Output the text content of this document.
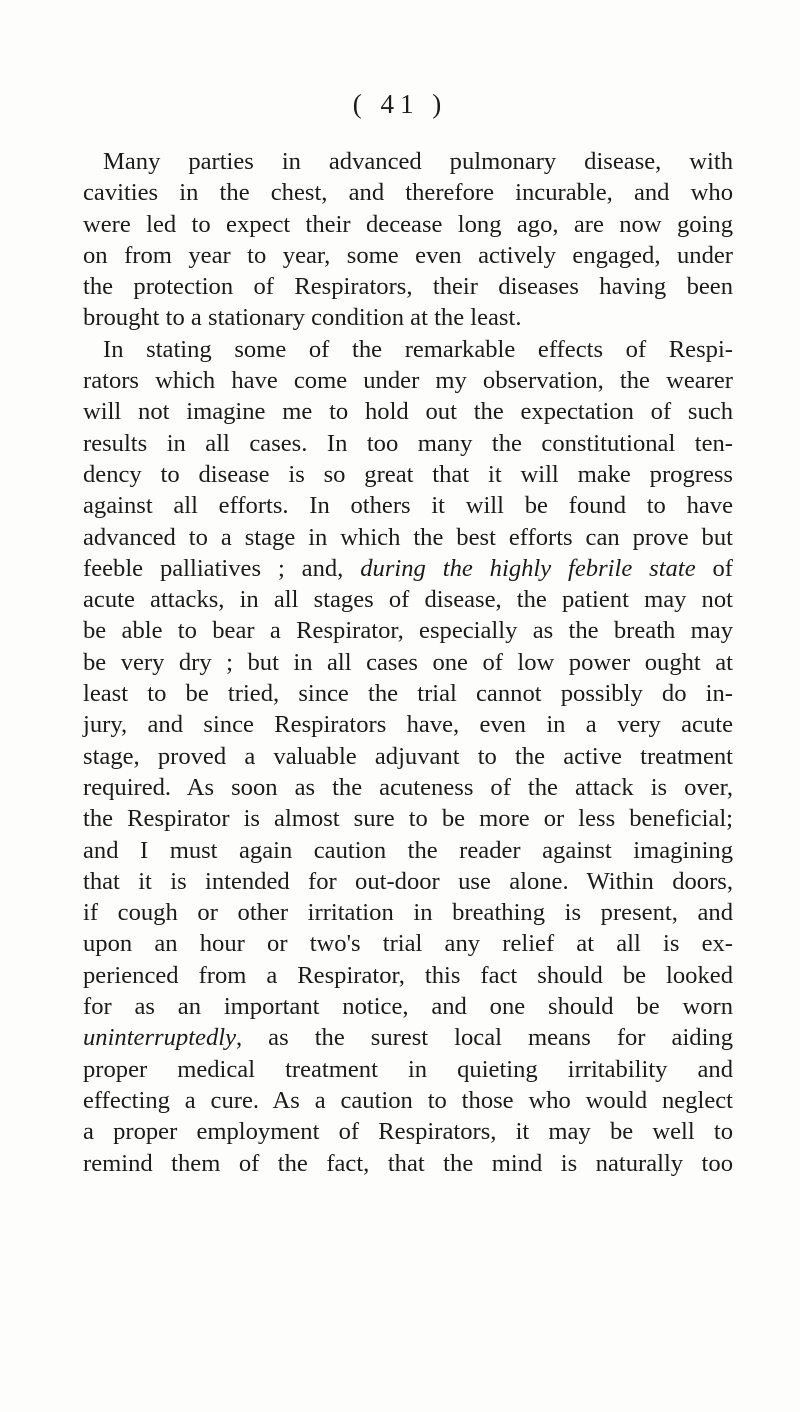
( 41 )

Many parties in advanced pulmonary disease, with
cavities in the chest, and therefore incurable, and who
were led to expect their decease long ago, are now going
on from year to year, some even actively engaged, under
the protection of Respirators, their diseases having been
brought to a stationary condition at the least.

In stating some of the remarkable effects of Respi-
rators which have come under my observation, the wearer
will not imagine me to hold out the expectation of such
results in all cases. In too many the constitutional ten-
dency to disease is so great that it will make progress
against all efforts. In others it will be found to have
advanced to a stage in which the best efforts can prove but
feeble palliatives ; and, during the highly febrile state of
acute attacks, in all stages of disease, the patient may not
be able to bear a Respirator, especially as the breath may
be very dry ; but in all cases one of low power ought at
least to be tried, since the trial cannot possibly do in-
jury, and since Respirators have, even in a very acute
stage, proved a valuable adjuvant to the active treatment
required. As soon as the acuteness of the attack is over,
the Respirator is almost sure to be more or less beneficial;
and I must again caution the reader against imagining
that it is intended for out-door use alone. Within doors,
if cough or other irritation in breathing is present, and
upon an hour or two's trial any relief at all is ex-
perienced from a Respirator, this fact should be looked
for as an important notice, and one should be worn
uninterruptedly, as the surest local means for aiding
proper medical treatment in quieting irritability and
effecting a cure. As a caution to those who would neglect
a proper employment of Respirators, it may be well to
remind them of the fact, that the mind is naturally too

--

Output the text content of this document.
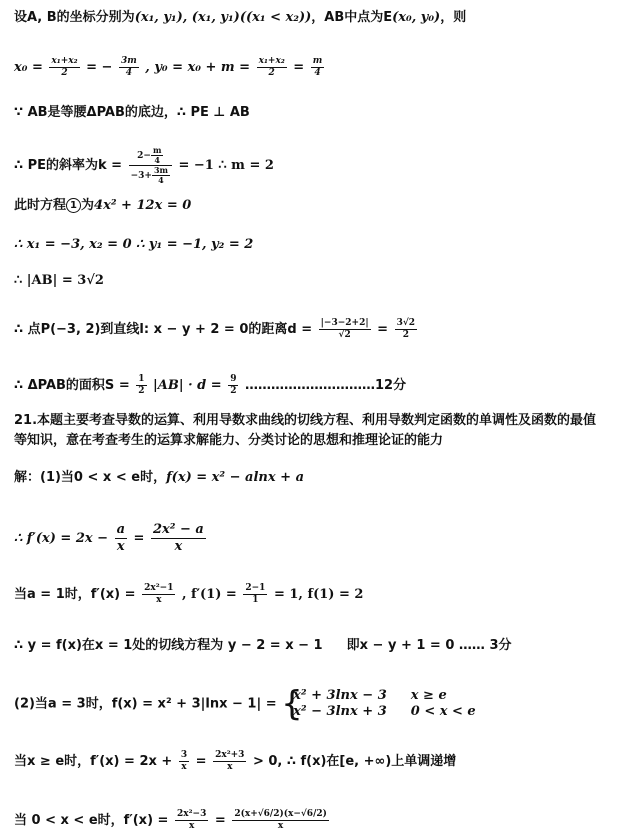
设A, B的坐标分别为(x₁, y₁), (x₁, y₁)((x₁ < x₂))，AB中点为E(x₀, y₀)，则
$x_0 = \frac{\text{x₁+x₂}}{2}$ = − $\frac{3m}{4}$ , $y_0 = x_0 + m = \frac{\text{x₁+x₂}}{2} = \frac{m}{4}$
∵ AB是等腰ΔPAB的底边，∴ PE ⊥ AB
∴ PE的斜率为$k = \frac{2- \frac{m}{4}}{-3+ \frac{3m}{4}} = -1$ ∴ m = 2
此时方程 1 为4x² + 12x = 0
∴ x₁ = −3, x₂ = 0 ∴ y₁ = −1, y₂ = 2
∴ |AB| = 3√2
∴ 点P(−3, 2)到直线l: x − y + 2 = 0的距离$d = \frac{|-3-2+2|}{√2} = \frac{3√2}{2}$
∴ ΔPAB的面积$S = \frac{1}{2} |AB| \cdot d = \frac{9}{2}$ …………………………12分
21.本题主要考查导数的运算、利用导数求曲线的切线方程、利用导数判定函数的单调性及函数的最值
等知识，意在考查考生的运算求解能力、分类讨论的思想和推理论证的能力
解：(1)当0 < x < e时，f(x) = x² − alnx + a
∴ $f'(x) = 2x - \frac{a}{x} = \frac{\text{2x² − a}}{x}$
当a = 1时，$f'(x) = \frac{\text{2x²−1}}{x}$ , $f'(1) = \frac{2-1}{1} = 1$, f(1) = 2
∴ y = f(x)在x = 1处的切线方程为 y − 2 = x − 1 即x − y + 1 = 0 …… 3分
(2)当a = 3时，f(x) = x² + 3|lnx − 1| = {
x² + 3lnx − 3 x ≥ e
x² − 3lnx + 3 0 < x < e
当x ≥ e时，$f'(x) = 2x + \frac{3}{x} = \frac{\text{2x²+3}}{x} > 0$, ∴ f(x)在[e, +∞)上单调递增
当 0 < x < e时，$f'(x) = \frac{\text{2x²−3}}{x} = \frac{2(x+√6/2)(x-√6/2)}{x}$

--

> The problem:
Isolate each line of the listing above that includes "their". Copy it.

> Answer to this task:
were led to expect their decease long ago, are now going
the protection of Respirators, their diseases having been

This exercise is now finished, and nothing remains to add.